*Aim*.
Determine which lines contain the word "icon", then copy those lines.
## Start Given records
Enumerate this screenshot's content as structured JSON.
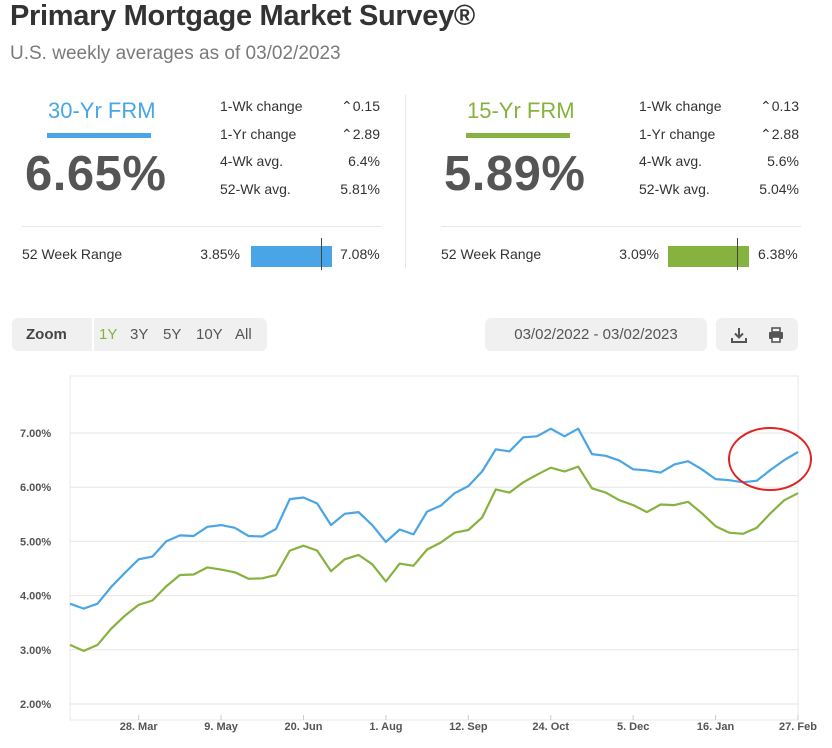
{
  "header": {
    "title": "Primary Mortgage Market Survey®",
    "subtitle": "U.S. weekly averages as of 03/02/2023"
  },
  "rates": [
    {
      "name": "30-Yr FRM",
      "value": "6.65%",
      "color": "#4aa5e6",
      "stats": [
        {
          "label": "1-Wk change",
          "value": "0.15",
          "arrow": "up"
        },
        {
          "label": "1-Yr change",
          "value": "2.89",
          "arrow": "up"
        },
        {
          "label": "4-Wk avg.",
          "value": "6.4%"
        },
        {
          "label": "52-Wk avg.",
          "value": "5.81%"
        }
      ],
      "range": {
        "label": "52 Week Range",
        "low": "3.85%",
        "high": "7.08%",
        "low_value": 3.85,
        "high_value": 7.08,
        "current_value": 6.65
      }
    },
    {
      "name": "15-Yr FRM",
      "value": "5.89%",
      "color": "#86b23f",
      "stats": [
        {
          "label": "1-Wk change",
          "value": "0.13",
          "arrow": "up"
        },
        {
          "label": "1-Yr change",
          "value": "2.88",
          "arrow": "up"
        },
        {
          "label": "4-Wk avg.",
          "value": "5.6%"
        },
        {
          "label": "52-Wk avg.",
          "value": "5.04%"
        }
      ],
      "range": {
        "label": "52 Week Range",
        "low": "3.09%",
        "high": "6.38%",
        "low_value": 3.09,
        "high_value": 6.38,
        "current_value": 5.89
      }
    }
  ],
  "controls": {
    "zoom_label": "Zoom",
    "zoom_options": [
      "1Y",
      "3Y",
      "5Y",
      "10Y",
      "All"
    ],
    "selected_zoom": "1Y",
    "selected_color": "#86b23f",
    "date_range": "03/02/2022 - 03/02/2023",
    "download_icon": "download-icon",
    "print_icon": "print-icon"
  },
  "chart_data": {
    "type": "line",
    "title": "",
    "xlabel": "",
    "ylabel": "",
    "ylim": [
      2.0,
      7.0
    ],
    "yticks": [
      "2.00%",
      "3.00%",
      "4.00%",
      "5.00%",
      "6.00%",
      "7.00%"
    ],
    "xticks": [
      "28. Mar",
      "9. May",
      "20. Jun",
      "1. Aug",
      "12. Sep",
      "24. Oct",
      "5. Dec",
      "16. Jan",
      "27. Feb"
    ],
    "grid": true,
    "annotation": "red circle around the most recent weeks of the 30-Yr FRM line",
    "series": [
      {
        "name": "30-Yr FRM",
        "color": "#4aa5e6",
        "values": [
          3.85,
          3.76,
          3.85,
          4.16,
          4.42,
          4.67,
          4.72,
          5.0,
          5.11,
          5.1,
          5.27,
          5.3,
          5.25,
          5.1,
          5.09,
          5.23,
          5.78,
          5.81,
          5.7,
          5.3,
          5.51,
          5.54,
          5.3,
          4.99,
          5.22,
          5.13,
          5.55,
          5.66,
          5.89,
          6.02,
          6.29,
          6.7,
          6.66,
          6.92,
          6.94,
          7.08,
          6.94,
          7.08,
          6.61,
          6.58,
          6.49,
          6.33,
          6.31,
          6.27,
          6.42,
          6.48,
          6.33,
          6.15,
          6.13,
          6.09,
          6.12,
          6.32,
          6.5,
          6.65
        ]
      },
      {
        "name": "15-Yr FRM",
        "color": "#86b23f",
        "values": [
          3.09,
          2.98,
          3.09,
          3.39,
          3.63,
          3.83,
          3.91,
          4.17,
          4.38,
          4.39,
          4.52,
          4.48,
          4.43,
          4.31,
          4.32,
          4.38,
          4.83,
          4.92,
          4.83,
          4.45,
          4.67,
          4.75,
          4.58,
          4.26,
          4.59,
          4.55,
          4.85,
          4.98,
          5.16,
          5.21,
          5.44,
          5.96,
          5.9,
          6.09,
          6.23,
          6.36,
          6.29,
          6.38,
          5.98,
          5.9,
          5.76,
          5.67,
          5.54,
          5.68,
          5.67,
          5.73,
          5.52,
          5.28,
          5.16,
          5.14,
          5.25,
          5.52,
          5.76,
          5.89
        ]
      }
    ]
  }
}
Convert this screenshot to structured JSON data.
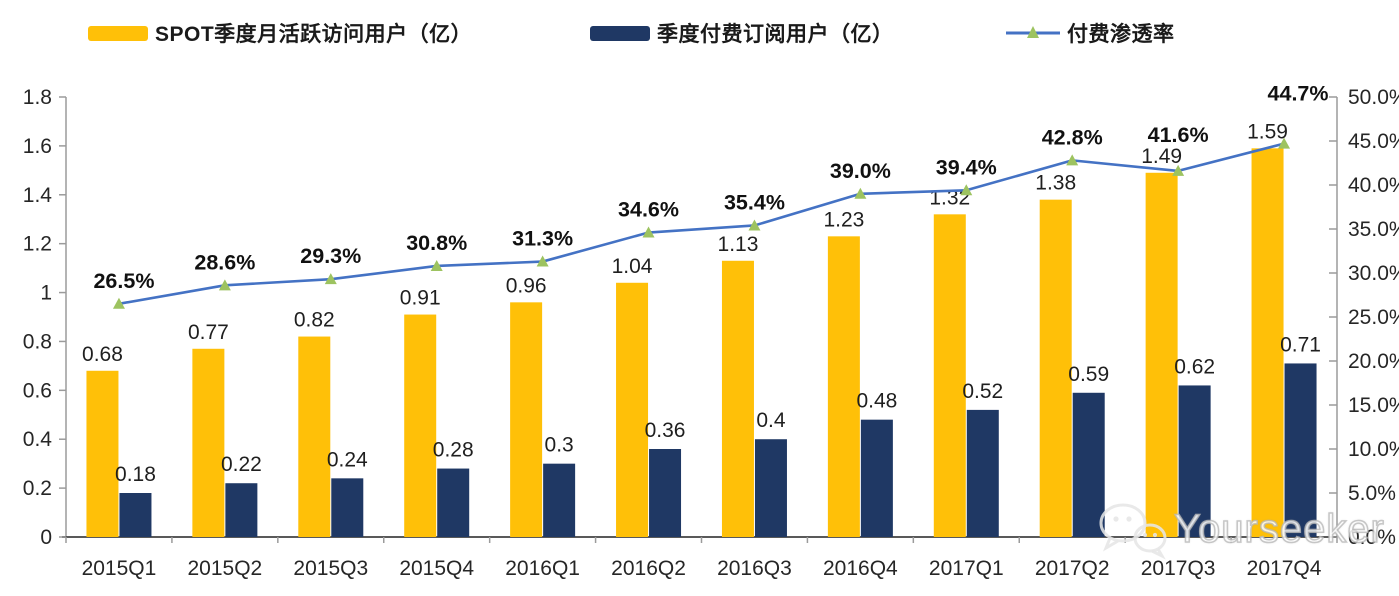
{
  "chart_data": {
    "type": "combo-bar-line",
    "title": "",
    "categories": [
      "2015Q1",
      "2015Q2",
      "2015Q3",
      "2015Q4",
      "2016Q1",
      "2016Q2",
      "2016Q3",
      "2016Q4",
      "2017Q1",
      "2017Q2",
      "2017Q3",
      "2017Q4"
    ],
    "series": [
      {
        "key": "mau",
        "name": "SPOT季度月活跃访问用户（亿）",
        "type": "bar",
        "color": "#FFC008",
        "axis": "left",
        "values": [
          0.68,
          0.77,
          0.82,
          0.91,
          0.96,
          1.04,
          1.13,
          1.23,
          1.32,
          1.38,
          1.49,
          1.59
        ],
        "labels": [
          "0.68",
          "0.77",
          "0.82",
          "0.91",
          "0.96",
          "1.04",
          "1.13",
          "1.23",
          "1.32",
          "1.38",
          "1.49",
          "1.59"
        ]
      },
      {
        "key": "paid-subs",
        "name": "季度付费订阅用户（亿）",
        "type": "bar",
        "color": "#1F3864",
        "axis": "left",
        "values": [
          0.18,
          0.22,
          0.24,
          0.28,
          0.3,
          0.36,
          0.4,
          0.48,
          0.52,
          0.59,
          0.62,
          0.71
        ],
        "labels": [
          "0.18",
          "0.22",
          "0.24",
          "0.28",
          "0.3",
          "0.36",
          "0.4",
          "0.48",
          "0.52",
          "0.59",
          "0.62",
          "0.71"
        ]
      },
      {
        "key": "penetration",
        "name": "付费渗透率",
        "type": "line",
        "color": "#4472C4",
        "marker": "triangle",
        "marker_color": "#9DC360",
        "axis": "right",
        "values": [
          26.5,
          28.6,
          29.3,
          30.8,
          31.3,
          34.6,
          35.4,
          39.0,
          39.4,
          42.8,
          41.6,
          44.7
        ],
        "labels": [
          "26.5%",
          "28.6%",
          "29.3%",
          "30.8%",
          "31.3%",
          "34.6%",
          "35.4%",
          "39.0%",
          "39.4%",
          "42.8%",
          "41.6%",
          "44.7%"
        ]
      }
    ],
    "left_axis": {
      "min": 0,
      "max": 1.8,
      "tick_labels": [
        "0",
        "0.2",
        "0.4",
        "0.6",
        "0.8",
        "1",
        "1.2",
        "1.4",
        "1.6",
        "1.8"
      ]
    },
    "right_axis": {
      "min": 0,
      "max": 50,
      "tick_labels": [
        "0.0%",
        "5.0%",
        "10.0%",
        "15.0%",
        "20.0%",
        "25.0%",
        "30.0%",
        "35.0%",
        "40.0%",
        "45.0%",
        "50.0%"
      ]
    },
    "legend_position": "top",
    "grid": false,
    "text_color": "#262626",
    "axis_line_color": "#9b9b9b",
    "baseline_color": "#595959"
  },
  "watermark": {
    "text": "Yourseeker",
    "icon": "wechat-icon"
  }
}
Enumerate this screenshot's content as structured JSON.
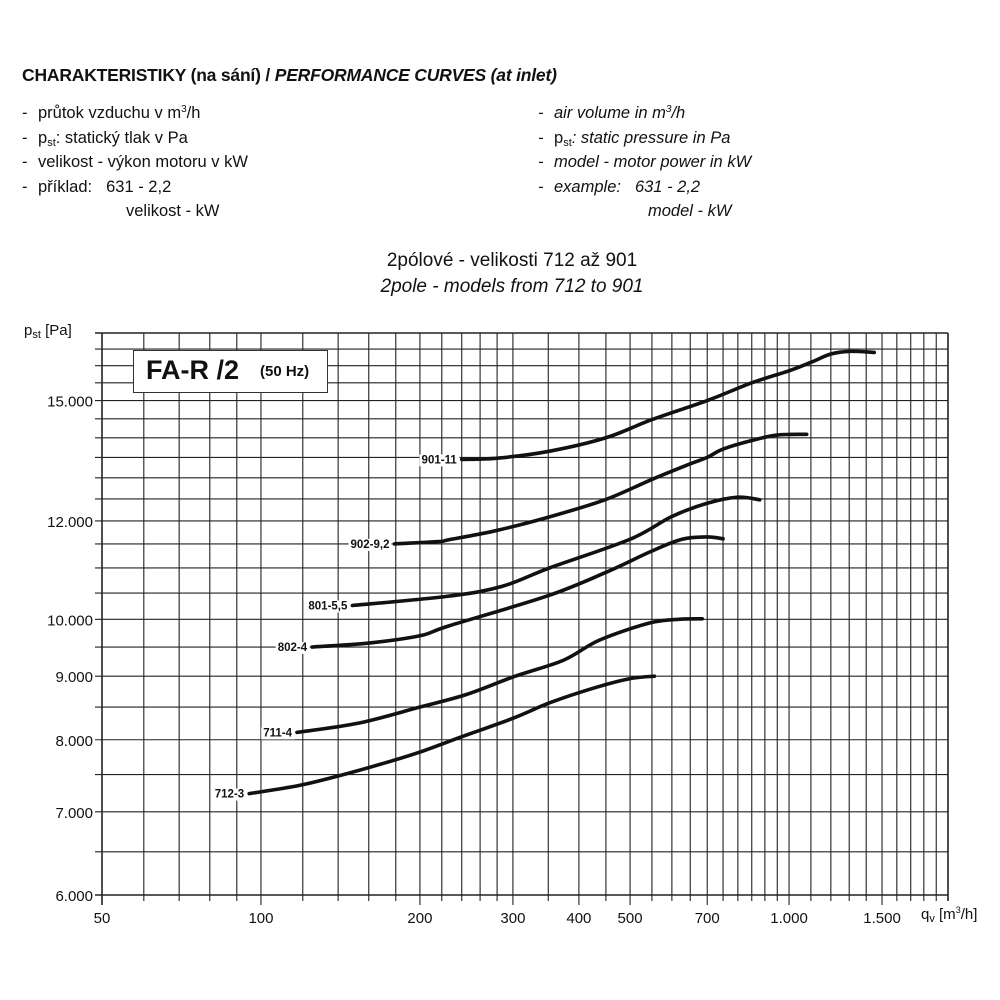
## End Given records
*Written reply*.
    "download_icon": "download-icon",
    "print_icon": "print-icon"
    "icon": "wechat-icon"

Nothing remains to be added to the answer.